Records provided:
● ● ●

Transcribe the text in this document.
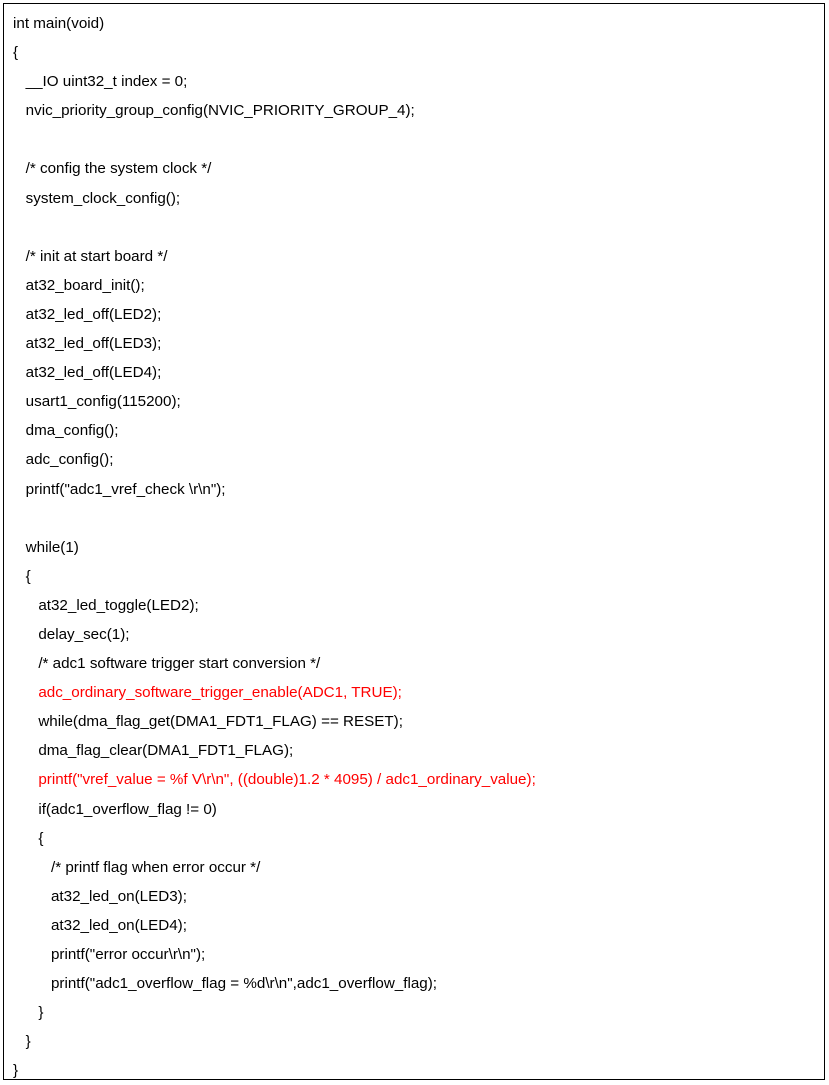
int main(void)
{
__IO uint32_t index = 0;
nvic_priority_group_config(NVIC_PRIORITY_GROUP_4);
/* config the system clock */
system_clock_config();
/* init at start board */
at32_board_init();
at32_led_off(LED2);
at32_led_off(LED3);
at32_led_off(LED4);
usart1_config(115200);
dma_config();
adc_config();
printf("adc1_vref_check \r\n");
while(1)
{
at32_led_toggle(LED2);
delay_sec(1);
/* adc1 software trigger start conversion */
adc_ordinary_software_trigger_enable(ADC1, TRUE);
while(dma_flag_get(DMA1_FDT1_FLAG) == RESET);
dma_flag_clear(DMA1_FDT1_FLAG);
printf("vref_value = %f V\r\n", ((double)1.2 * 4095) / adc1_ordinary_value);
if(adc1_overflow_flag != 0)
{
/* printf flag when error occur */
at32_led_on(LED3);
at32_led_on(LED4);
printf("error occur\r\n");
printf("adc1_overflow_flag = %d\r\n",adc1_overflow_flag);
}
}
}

● ● ●

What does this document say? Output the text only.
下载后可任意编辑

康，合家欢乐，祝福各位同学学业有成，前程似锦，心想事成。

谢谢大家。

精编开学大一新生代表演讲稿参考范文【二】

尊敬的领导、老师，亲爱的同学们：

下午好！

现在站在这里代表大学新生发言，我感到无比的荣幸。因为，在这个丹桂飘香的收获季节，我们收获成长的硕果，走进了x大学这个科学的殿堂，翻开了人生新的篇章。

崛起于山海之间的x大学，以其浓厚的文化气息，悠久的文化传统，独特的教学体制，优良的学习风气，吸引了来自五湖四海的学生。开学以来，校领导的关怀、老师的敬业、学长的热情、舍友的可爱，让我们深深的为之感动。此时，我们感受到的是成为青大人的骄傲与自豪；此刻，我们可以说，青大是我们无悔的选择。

● ● ●

Exercise task:
From the data above, work out how many lines contain the string "printf" and reply with only the number.

Written solution:
5